## EXERCISE REQUIREMENTS
Each line that holds the string "name" counts once; say how many such lines there are and add nothing.

## DATA ENTRIES
****************************************

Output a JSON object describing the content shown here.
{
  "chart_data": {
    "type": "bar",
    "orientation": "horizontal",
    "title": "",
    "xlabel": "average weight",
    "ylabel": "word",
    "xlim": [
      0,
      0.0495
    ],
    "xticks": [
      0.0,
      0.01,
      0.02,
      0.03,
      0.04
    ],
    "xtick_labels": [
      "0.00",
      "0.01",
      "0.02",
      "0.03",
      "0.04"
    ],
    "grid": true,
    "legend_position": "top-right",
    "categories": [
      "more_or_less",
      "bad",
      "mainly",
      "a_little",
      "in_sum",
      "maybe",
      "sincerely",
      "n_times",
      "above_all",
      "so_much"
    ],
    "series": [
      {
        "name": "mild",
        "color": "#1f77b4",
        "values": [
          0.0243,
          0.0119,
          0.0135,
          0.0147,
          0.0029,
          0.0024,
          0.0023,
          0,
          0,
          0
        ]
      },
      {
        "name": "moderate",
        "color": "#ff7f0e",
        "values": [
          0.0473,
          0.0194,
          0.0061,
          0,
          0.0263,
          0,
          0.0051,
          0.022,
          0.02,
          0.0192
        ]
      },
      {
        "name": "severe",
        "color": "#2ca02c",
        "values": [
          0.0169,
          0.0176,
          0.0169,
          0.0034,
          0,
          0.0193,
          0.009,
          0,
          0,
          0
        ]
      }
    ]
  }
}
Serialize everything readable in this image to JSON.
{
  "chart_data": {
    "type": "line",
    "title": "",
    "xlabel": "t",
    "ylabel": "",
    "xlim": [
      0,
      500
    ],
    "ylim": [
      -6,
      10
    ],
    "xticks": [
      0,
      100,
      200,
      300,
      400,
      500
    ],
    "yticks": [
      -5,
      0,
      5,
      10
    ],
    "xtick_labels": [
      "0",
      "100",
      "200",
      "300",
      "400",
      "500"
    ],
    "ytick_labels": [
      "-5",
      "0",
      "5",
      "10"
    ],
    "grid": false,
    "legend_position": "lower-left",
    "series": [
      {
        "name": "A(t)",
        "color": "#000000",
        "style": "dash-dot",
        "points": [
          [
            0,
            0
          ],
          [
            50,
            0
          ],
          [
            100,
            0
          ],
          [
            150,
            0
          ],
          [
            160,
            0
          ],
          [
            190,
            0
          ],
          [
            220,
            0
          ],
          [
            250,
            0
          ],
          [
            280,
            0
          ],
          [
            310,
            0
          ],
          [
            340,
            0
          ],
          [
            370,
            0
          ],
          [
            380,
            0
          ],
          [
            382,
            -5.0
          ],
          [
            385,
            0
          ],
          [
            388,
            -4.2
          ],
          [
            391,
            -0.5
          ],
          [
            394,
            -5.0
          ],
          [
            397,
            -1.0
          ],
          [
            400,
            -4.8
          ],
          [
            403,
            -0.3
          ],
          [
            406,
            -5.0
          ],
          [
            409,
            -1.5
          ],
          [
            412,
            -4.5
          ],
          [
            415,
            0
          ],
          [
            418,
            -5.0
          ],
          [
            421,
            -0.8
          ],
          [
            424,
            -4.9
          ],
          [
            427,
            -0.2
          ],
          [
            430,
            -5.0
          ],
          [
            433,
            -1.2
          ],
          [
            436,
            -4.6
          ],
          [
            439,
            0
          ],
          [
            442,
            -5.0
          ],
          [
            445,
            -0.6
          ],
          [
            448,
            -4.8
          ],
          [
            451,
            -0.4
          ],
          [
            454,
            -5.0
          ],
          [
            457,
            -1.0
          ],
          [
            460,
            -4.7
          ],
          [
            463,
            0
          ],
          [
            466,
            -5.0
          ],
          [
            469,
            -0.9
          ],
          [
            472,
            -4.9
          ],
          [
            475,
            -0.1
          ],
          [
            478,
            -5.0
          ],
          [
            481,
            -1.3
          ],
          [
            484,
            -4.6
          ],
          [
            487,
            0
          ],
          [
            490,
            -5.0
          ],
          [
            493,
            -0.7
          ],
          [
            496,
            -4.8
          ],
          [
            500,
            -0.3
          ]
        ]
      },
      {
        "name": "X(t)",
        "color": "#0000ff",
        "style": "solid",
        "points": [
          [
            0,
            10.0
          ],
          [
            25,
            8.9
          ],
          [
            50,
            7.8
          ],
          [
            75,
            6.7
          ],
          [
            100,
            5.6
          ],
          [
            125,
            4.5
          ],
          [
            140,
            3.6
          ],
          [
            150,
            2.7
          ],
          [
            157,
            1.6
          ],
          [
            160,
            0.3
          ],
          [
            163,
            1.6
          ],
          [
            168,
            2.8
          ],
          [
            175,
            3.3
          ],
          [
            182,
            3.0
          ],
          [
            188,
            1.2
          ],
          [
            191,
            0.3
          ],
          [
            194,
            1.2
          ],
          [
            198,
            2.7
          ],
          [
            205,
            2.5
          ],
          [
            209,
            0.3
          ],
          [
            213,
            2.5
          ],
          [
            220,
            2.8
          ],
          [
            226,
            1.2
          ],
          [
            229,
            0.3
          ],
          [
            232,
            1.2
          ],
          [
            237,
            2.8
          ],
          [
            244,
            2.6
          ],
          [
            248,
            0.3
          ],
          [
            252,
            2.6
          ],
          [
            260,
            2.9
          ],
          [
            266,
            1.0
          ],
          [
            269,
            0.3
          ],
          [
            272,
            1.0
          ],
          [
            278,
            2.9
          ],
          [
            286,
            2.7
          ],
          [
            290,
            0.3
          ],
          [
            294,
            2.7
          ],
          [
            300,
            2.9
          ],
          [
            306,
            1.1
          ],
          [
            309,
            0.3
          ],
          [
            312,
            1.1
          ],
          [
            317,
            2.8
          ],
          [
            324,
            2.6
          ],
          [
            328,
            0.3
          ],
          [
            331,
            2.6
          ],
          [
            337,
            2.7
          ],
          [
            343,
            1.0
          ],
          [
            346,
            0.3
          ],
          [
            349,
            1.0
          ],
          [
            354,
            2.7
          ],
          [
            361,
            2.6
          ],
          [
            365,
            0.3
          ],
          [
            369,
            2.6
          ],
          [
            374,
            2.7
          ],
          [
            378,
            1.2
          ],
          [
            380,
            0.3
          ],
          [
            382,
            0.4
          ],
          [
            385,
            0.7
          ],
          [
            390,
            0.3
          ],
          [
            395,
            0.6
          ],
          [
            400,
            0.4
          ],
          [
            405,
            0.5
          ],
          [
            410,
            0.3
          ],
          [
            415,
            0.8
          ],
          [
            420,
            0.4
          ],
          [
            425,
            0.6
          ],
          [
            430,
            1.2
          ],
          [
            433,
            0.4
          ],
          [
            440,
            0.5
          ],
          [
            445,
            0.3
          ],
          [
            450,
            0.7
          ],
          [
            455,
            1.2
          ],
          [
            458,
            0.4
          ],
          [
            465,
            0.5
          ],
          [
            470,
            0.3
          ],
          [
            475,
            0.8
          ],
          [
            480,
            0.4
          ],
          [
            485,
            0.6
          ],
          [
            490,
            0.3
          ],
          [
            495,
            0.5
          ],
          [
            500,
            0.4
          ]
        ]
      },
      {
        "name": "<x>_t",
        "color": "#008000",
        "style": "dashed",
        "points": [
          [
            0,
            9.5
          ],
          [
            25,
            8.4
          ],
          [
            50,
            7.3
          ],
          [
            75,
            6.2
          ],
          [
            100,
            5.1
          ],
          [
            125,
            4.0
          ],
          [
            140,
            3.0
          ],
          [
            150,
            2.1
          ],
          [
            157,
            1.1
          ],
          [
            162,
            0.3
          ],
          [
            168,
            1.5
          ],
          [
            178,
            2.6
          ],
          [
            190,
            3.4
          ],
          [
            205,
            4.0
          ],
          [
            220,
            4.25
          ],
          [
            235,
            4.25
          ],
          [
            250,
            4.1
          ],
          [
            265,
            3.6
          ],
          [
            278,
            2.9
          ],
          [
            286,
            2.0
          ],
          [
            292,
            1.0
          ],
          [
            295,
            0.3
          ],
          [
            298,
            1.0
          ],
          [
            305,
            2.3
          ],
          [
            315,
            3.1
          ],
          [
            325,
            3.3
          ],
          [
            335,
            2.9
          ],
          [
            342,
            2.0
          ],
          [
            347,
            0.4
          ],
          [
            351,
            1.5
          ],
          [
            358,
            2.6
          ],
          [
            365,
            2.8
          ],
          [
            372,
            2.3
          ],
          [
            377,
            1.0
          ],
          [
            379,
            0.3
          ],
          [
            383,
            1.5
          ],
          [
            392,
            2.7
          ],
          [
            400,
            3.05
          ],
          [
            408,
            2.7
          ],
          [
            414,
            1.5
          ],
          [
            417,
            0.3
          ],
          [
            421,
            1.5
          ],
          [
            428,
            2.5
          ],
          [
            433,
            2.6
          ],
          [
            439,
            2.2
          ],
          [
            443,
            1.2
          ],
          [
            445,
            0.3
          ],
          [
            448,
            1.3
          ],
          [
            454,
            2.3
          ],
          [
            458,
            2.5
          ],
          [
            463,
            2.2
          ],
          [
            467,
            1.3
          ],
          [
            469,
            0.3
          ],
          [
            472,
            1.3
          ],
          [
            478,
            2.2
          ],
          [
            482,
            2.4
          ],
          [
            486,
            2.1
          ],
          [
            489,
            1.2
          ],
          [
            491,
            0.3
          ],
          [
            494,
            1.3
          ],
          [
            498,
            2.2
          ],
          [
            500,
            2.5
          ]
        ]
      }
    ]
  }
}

****************************************

## OUTPUT BELOW
6